-- Begin EXCERPT PROVIDED --
So it hit me this morning that I still have a special ringtone for XH on my cell. I know that I should change it, but as soon as I thought about it, I wanted to cry.
I know that I have to let him go. If we're meant to be together again it'll be on him. I know that, but it's so hard to accept.
During the last two years, I never really thought he'd go through with the D. Even after he filed, I thought he might change his mind at the last minute.
I've been talking to a few guys and might even have a date in the next week or so, but now I'm not sure if I'm ready for this.
Part of me thinks I need to move on and see what's out there because I do want a family and a relationship.
The other part of me thinks that I'm not ready and maybe I need to sit out for a few months and seriously grieve what I've lost.
-- End EXCERPT PROVIDED --
-- Begin ROWS --
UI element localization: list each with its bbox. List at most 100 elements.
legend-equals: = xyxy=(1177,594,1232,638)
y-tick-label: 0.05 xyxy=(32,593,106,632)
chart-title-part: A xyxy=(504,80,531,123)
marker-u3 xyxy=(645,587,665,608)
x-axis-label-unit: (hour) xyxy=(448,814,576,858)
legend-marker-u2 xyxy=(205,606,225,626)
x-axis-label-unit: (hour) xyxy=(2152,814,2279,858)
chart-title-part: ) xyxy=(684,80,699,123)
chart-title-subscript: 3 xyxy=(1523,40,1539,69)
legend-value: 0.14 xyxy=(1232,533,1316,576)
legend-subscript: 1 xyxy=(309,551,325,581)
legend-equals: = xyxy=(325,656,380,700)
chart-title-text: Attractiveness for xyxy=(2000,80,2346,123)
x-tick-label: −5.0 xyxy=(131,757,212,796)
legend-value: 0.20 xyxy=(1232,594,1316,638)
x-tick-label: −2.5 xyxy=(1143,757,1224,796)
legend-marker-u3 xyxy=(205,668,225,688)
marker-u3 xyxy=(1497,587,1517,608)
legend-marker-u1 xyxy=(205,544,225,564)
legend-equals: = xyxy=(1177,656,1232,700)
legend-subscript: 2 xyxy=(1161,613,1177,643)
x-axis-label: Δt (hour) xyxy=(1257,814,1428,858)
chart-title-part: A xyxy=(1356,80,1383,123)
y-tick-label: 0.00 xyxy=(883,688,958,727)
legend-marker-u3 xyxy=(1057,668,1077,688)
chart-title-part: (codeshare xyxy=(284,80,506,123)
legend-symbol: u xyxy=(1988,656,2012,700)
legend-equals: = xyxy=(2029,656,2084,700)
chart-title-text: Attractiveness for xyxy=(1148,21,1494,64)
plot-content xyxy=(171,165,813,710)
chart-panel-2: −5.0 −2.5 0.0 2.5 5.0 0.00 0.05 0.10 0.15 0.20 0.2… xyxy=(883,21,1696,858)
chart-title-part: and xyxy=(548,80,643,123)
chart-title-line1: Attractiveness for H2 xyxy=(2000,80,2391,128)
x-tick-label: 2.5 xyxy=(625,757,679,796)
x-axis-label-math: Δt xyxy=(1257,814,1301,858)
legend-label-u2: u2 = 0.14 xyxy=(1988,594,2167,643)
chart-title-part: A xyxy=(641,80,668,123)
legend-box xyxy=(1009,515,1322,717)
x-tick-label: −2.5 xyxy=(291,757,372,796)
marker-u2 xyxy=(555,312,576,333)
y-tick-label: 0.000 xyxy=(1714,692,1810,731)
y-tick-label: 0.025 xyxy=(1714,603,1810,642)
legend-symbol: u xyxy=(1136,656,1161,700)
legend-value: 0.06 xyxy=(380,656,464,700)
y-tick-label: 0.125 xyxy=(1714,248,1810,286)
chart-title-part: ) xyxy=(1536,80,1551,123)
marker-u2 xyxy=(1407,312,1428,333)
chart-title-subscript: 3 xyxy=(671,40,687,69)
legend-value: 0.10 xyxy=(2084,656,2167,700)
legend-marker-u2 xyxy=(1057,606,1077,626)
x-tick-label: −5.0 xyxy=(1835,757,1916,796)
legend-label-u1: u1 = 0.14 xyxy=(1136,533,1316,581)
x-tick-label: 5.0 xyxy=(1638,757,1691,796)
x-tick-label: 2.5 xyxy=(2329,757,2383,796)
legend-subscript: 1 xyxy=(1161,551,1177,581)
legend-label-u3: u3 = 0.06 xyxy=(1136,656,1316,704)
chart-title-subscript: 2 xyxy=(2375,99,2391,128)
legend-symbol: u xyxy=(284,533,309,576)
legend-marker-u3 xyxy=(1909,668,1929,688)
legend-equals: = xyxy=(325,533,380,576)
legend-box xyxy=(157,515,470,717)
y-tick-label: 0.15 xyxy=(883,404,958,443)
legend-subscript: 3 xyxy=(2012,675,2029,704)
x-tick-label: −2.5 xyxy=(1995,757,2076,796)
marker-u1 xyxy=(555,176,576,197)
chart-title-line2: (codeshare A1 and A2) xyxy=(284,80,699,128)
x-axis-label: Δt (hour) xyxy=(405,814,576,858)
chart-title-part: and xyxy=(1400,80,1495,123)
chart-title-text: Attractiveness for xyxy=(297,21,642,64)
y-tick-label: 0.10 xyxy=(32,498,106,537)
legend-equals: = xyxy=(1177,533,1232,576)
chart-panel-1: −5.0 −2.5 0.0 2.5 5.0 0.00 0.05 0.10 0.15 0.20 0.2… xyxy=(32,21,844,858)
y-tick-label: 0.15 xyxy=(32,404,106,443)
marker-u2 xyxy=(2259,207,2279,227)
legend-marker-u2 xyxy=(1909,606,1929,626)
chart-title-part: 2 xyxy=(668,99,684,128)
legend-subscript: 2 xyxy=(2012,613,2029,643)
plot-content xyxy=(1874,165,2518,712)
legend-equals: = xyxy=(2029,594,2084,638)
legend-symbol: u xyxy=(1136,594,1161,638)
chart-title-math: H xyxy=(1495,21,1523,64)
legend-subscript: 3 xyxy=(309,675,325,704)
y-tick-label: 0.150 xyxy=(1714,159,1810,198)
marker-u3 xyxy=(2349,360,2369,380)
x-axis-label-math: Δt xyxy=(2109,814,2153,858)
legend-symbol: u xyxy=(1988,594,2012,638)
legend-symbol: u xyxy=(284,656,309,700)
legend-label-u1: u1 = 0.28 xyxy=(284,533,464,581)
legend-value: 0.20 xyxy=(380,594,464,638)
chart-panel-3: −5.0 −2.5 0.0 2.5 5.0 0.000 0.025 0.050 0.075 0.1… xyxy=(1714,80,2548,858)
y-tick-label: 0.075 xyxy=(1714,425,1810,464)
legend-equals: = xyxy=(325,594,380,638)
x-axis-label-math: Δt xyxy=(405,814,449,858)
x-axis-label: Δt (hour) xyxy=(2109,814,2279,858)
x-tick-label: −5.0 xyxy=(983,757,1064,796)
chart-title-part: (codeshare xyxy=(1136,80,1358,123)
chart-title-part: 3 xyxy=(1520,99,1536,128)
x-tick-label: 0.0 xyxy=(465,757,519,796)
-- End ROWS --
## [EXERCISE SET]
(A) According to the ringtone post, what might the writer have in the next week or so?
(B) Duplicate the passage of the ringtone post from "So it hit me" to "ready for this.".
The records are drawn from a separate source unrelated to the ringtone post.

## [ANSWERS TO THE EXERCISE]
(A) A date.

(B)
So it hit me this morning that I still have a special ringtone for XH on my cell. I know that I should change it, but as soon as I thought about it, I wanted to cry.
I know that I have to let him go. If we're meant to be together again it'll be on him. I know that, but it's so hard to accept.
During the last two years, I never really thought he'd go through with the D. Even after he filed, I thought he might change his mind at the last minute.
I've been talking to a few guys and might even have a date in the next week or so, but now I'm not sure if I'm ready for this.